Set task
Copy each entry as it stands, leaving nothing out.
### Source data ###
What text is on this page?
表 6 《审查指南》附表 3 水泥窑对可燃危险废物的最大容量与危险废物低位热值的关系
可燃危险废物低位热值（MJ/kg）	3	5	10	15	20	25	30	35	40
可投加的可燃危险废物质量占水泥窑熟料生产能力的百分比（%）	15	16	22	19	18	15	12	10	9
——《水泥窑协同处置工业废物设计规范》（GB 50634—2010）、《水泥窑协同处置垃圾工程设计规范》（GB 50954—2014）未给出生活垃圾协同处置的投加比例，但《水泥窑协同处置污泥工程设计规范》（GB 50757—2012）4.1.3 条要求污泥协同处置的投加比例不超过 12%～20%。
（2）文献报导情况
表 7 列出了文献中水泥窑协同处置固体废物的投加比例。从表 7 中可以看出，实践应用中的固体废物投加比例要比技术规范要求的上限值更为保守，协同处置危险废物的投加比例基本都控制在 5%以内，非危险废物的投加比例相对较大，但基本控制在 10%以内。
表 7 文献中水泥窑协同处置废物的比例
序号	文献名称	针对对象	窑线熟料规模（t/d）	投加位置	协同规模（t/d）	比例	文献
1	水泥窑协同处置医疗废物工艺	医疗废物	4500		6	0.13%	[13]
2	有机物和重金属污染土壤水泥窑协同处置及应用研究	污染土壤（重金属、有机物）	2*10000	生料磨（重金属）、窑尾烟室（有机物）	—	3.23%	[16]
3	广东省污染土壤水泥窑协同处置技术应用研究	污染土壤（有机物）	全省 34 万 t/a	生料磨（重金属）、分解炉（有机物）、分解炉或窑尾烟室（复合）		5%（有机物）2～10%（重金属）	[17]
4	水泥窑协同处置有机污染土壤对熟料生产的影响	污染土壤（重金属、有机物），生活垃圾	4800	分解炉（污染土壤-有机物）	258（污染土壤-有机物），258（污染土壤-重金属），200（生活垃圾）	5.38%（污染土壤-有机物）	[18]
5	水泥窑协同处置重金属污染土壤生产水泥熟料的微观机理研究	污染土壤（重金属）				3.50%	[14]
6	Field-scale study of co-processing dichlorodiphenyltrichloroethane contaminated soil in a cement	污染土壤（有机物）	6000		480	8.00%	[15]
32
###
Response
What text is on this page?
表 6 《审查指南》附表 3 水泥窑对可燃危险废物的最大容量与危险废物低位热值的关系
可燃危险废物低位热值（MJ/kg）	3	5	10	15	20	25	30	35	40
可投加的可燃危险废物质量占水泥窑熟料生产能力的百分比（%）	15	16	22	19	18	15	12	10	9
——《水泥窑协同处置工业废物设计规范》（GB 50634—2010）、《水泥窑协同处置垃圾工程设计规范》（GB 50954—2014）未给出生活垃圾协同处置的投加比例，但《水泥窑协同处置污泥工程设计规范》（GB 50757—2012）4.1.3 条要求污泥协同处置的投加比例不超过 12%～20%。
（2）文献报导情况
表 7 列出了文献中水泥窑协同处置固体废物的投加比例。从表 7 中可以看出，实践应用中的固体废物投加比例要比技术规范要求的上限值更为保守，协同处置危险废物的投加比例基本都控制在 5%以内，非危险废物的投加比例相对较大，但基本控制在 10%以内。
表 7 文献中水泥窑协同处置废物的比例
序号	文献名称	针对对象	窑线熟料规模（t/d）	投加位置	协同规模（t/d）	比例	文献
1	水泥窑协同处置医疗废物工艺	医疗废物	4500		6	0.13%	[13]
2	有机物和重金属污染土壤水泥窑协同处置及应用研究	污染土壤（重金属、有机物）	2*10000	生料磨（重金属）、窑尾烟室（有机物）	—	3.23%	[16]
3	广东省污染土壤水泥窑协同处置技术应用研究	污染土壤（有机物）	全省 34 万 t/a	生料磨（重金属）、分解炉（有机物）、分解炉或窑尾烟室（复合）		5%（有机物）2～10%（重金属）	[17]
4	水泥窑协同处置有机污染土壤对熟料生产的影响	污染土壤（重金属、有机物），生活垃圾	4800	分解炉（污染土壤-有机物）	258（污染土壤-有机物），258（污染土壤-重金属），200（生活垃圾）	5.38%（污染土壤-有机物）	[18]
5	水泥窑协同处置重金属污染土壤生产水泥熟料的微观机理研究	污染土壤（重金属）				3.50%	[14]
6	Field-scale study of co-processing dichlorodiphenyltrichloroethane contaminated soil in a cement	污染土壤（有机物）	6000		480	8.00%	[15]
32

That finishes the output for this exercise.